Data listing:
|---|

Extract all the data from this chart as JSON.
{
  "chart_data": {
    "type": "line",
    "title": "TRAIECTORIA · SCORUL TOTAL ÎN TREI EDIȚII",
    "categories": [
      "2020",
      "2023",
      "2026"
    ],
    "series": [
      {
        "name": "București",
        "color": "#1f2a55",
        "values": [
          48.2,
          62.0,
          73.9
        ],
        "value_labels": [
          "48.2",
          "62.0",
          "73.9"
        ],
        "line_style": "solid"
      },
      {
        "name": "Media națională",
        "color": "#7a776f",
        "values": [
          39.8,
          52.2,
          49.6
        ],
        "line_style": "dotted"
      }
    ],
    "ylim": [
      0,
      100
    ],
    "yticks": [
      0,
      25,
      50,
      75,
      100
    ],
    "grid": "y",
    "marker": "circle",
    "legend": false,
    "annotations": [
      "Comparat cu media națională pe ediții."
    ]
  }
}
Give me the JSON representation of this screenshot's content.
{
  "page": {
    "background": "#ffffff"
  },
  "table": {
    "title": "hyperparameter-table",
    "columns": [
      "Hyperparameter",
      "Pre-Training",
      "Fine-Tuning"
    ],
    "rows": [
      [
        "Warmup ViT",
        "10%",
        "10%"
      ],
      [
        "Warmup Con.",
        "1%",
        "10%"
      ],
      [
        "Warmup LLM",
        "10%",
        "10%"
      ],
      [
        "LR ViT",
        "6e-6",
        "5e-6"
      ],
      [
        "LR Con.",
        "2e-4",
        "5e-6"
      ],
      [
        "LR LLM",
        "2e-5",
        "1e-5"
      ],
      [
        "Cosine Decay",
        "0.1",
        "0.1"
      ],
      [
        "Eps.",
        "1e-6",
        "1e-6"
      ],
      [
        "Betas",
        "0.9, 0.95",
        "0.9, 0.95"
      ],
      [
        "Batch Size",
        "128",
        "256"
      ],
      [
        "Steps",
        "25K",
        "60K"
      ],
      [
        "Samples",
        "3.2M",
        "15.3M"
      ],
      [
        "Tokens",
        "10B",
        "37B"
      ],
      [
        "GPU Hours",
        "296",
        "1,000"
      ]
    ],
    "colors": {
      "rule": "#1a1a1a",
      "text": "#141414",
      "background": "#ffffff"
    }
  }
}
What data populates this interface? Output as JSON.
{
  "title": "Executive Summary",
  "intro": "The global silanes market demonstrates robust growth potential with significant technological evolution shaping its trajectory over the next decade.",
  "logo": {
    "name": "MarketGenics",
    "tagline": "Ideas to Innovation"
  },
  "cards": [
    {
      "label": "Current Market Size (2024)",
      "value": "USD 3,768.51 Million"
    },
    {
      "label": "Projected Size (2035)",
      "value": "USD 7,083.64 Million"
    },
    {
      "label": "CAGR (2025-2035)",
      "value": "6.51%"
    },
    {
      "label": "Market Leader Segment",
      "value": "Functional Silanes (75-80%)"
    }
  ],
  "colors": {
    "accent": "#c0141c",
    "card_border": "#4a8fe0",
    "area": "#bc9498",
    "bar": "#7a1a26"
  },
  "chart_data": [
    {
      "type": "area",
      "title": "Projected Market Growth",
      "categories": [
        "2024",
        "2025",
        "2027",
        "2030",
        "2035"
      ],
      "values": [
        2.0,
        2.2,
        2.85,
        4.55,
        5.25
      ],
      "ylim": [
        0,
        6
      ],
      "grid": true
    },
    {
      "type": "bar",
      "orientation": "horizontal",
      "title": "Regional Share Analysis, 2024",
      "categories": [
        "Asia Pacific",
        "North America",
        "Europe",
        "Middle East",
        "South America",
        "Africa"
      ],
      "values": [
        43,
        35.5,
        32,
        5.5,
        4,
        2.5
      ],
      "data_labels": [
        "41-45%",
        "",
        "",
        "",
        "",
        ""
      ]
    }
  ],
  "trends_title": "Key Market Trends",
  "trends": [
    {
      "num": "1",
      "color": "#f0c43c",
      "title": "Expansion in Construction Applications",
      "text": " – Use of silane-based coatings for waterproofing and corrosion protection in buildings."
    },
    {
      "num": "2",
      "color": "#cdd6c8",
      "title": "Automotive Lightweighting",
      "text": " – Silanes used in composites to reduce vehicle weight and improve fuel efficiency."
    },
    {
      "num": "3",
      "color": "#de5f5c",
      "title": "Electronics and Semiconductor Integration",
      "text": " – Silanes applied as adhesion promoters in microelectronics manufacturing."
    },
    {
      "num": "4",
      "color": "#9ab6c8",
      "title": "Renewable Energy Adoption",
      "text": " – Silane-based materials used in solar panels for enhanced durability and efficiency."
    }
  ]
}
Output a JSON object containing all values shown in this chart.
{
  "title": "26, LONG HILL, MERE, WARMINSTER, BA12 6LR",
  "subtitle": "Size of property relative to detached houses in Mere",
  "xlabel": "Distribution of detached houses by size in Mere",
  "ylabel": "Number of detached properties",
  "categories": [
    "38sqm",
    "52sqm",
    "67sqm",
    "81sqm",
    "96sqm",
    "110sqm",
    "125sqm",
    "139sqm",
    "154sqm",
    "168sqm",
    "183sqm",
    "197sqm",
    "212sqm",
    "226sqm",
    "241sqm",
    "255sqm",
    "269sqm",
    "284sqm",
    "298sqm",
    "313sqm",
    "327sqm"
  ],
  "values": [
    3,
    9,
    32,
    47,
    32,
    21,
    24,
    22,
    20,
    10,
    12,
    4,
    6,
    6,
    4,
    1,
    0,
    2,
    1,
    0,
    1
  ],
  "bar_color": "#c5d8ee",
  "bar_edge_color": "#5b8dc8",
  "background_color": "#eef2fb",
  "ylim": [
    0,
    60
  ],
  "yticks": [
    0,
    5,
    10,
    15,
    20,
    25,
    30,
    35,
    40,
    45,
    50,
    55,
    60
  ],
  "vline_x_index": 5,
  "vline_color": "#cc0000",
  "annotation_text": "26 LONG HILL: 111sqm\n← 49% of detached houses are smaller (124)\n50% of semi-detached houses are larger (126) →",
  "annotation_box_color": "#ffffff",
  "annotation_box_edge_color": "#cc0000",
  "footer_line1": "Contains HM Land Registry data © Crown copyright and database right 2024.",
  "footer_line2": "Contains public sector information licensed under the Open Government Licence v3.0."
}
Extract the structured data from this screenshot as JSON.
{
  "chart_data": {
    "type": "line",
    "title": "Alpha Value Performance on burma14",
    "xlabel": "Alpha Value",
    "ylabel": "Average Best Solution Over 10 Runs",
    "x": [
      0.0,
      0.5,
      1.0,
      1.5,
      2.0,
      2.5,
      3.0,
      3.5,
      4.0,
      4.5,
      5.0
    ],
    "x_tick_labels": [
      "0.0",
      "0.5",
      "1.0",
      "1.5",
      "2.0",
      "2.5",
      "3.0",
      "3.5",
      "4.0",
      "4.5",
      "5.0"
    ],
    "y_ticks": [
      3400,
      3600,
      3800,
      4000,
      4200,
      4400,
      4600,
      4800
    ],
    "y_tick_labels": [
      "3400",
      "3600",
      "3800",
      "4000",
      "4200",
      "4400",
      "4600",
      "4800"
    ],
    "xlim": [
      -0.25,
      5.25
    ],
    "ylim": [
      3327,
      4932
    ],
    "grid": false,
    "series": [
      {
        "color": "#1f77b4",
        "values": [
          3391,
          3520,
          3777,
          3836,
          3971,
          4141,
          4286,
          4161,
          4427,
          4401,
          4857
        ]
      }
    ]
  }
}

|---|

Task requirements = Quote the whole listing above, leaving nothing out.

Answer for this exercise =
Extract all the data from this chart as JSON.
{
  "chart_data": {
    "type": "line",
    "title": "TRAIECTORIA · SCORUL TOTAL ÎN TREI EDIȚII",
    "categories": [
      "2020",
      "2023",
      "2026"
    ],
    "series": [
      {
        "name": "București",
        "color": "#1f2a55",
        "values": [
          48.2,
          62.0,
          73.9
        ],
        "value_labels": [
          "48.2",
          "62.0",
          "73.9"
        ],
        "line_style": "solid"
      },
      {
        "name": "Media națională",
        "color": "#7a776f",
        "values": [
          39.8,
          52.2,
          49.6
        ],
        "line_style": "dotted"
      }
    ],
    "ylim": [
      0,
      100
    ],
    "yticks": [
      0,
      25,
      50,
      75,
      100
    ],
    "grid": "y",
    "marker": "circle",
    "legend": false,
    "annotations": [
      "Comparat cu media națională pe ediții."
    ]
  }
}
Give me the JSON representation of this screenshot's content.
{
  "page": {
    "background": "#ffffff"
  },
  "table": {
    "title": "hyperparameter-table",
    "columns": [
      "Hyperparameter",
      "Pre-Training",
      "Fine-Tuning"
    ],
    "rows": [
      [
        "Warmup ViT",
        "10%",
        "10%"
      ],
      [
        "Warmup Con.",
        "1%",
        "10%"
      ],
      [
        "Warmup LLM",
        "10%",
        "10%"
      ],
      [
        "LR ViT",
        "6e-6",
        "5e-6"
      ],
      [
        "LR Con.",
        "2e-4",
        "5e-6"
      ],
      [
        "LR LLM",
        "2e-5",
        "1e-5"
      ],
      [
        "Cosine Decay",
        "0.1",
        "0.1"
      ],
      [
        "Eps.",
        "1e-6",
        "1e-6"
      ],
      [
        "Betas",
        "0.9, 0.95",
        "0.9, 0.95"
      ],
      [
        "Batch Size",
        "128",
        "256"
      ],
      [
        "Steps",
        "25K",
        "60K"
      ],
      [
        "Samples",
        "3.2M",
        "15.3M"
      ],
      [
        "Tokens",
        "10B",
        "37B"
      ],
      [
        "GPU Hours",
        "296",
        "1,000"
      ]
    ],
    "colors": {
      "rule": "#1a1a1a",
      "text": "#141414",
      "background": "#ffffff"
    }
  }
}
What data populates this interface? Output as JSON.
{
  "title": "Executive Summary",
  "intro": "The global silanes market demonstrates robust growth potential with significant technological evolution shaping its trajectory over the next decade.",
  "logo": {
    "name": "MarketGenics",
    "tagline": "Ideas to Innovation"
  },
  "cards": [
    {
      "label": "Current Market Size (2024)",
      "value": "USD 3,768.51 Million"
    },
    {
      "label": "Projected Size (2035)",
      "value": "USD 7,083.64 Million"
    },
    {
      "label": "CAGR (2025-2035)",
      "value": "6.51%"
    },
    {
      "label": "Market Leader Segment",
      "value": "Functional Silanes (75-80%)"
    }
  ],
  "colors": {
    "accent": "#c0141c",
    "card_border": "#4a8fe0",
    "area": "#bc9498",
    "bar": "#7a1a26"
  },
  "chart_data": [
    {
      "type": "area",
      "title": "Projected Market Growth",
      "categories": [
        "2024",
        "2025",
        "2027",
        "2030",
        "2035"
      ],
      "values": [
        2.0,
        2.2,
        2.85,
        4.55,
        5.25
      ],
      "ylim": [
        0,
        6
      ],
      "grid": true
    },
    {
      "type": "bar",
      "orientation": "horizontal",
      "title": "Regional Share Analysis, 2024",
      "categories": [
        "Asia Pacific",
        "North America",
        "Europe",
        "Middle East",
        "South America",
        "Africa"
      ],
      "values": [
        43,
        35.5,
        32,
        5.5,
        4,
        2.5
      ],
      "data_labels": [
        "41-45%",
        "",
        "",
        "",
        "",
        ""
      ]
    }
  ],
  "trends_title": "Key Market Trends",
  "trends": [
    {
      "num": "1",
      "color": "#f0c43c",
      "title": "Expansion in Construction Applications",
      "text": " – Use of silane-based coatings for waterproofing and corrosion protection in buildings."
    },
    {
      "num": "2",
      "color": "#cdd6c8",
      "title": "Automotive Lightweighting",
      "text": " – Silanes used in composites to reduce vehicle weight and improve fuel efficiency."
    },
    {
      "num": "3",
      "color": "#de5f5c",
      "title": "Electronics and Semiconductor Integration",
      "text": " – Silanes applied as adhesion promoters in microelectronics manufacturing."
    },
    {
      "num": "4",
      "color": "#9ab6c8",
      "title": "Renewable Energy Adoption",
      "text": " – Silane-based materials used in solar panels for enhanced durability and efficiency."
    }
  ]
}
Output a JSON object containing all values shown in this chart.
{
  "title": "26, LONG HILL, MERE, WARMINSTER, BA12 6LR",
  "subtitle": "Size of property relative to detached houses in Mere",
  "xlabel": "Distribution of detached houses by size in Mere",
  "ylabel": "Number of detached properties",
  "categories": [
    "38sqm",
    "52sqm",
    "67sqm",
    "81sqm",
    "96sqm",
    "110sqm",
    "125sqm",
    "139sqm",
    "154sqm",
    "168sqm",
    "183sqm",
    "197sqm",
    "212sqm",
    "226sqm",
    "241sqm",
    "255sqm",
    "269sqm",
    "284sqm",
    "298sqm",
    "313sqm",
    "327sqm"
  ],
  "values": [
    3,
    9,
    32,
    47,
    32,
    21,
    24,
    22,
    20,
    10,
    12,
    4,
    6,
    6,
    4,
    1,
    0,
    2,
    1,
    0,
    1
  ],
  "bar_color": "#c5d8ee",
  "bar_edge_color": "#5b8dc8",
  "background_color": "#eef2fb",
  "ylim": [
    0,
    60
  ],
  "yticks": [
    0,
    5,
    10,
    15,
    20,
    25,
    30,
    35,
    40,
    45,
    50,
    55,
    60
  ],
  "vline_x_index": 5,
  "vline_color": "#cc0000",
  "annotation_text": "26 LONG HILL: 111sqm\n← 49% of detached houses are smaller (124)\n50% of semi-detached houses are larger (126) →",
  "annotation_box_color": "#ffffff",
  "annotation_box_edge_color": "#cc0000",
  "footer_line1": "Contains HM Land Registry data © Crown copyright and database right 2024.",
  "footer_line2": "Contains public sector information licensed under the Open Government Licence v3.0."
}
Extract the structured data from this screenshot as JSON.
{
  "chart_data": {
    "type": "line",
    "title": "Alpha Value Performance on burma14",
    "xlabel": "Alpha Value",
    "ylabel": "Average Best Solution Over 10 Runs",
    "x": [
      0.0,
      0.5,
      1.0,
      1.5,
      2.0,
      2.5,
      3.0,
      3.5,
      4.0,
      4.5,
      5.0
    ],
    "x_tick_labels": [
      "0.0",
      "0.5",
      "1.0",
      "1.5",
      "2.0",
      "2.5",
      "3.0",
      "3.5",
      "4.0",
      "4.5",
      "5.0"
    ],
    "y_ticks": [
      3400,
      3600,
      3800,
      4000,
      4200,
      4400,
      4600,
      4800
    ],
    "y_tick_labels": [
      "3400",
      "3600",
      "3800",
      "4000",
      "4200",
      "4400",
      "4600",
      "4800"
    ],
    "xlim": [
      -0.25,
      5.25
    ],
    "ylim": [
      3327,
      4932
    ],
    "grid": false,
    "series": [
      {
        "color": "#1f77b4",
        "values": [
          3391,
          3520,
          3777,
          3836,
          3971,
          4141,
          4286,
          4161,
          4427,
          4401,
          4857
        ]
      }
    ]
  }
}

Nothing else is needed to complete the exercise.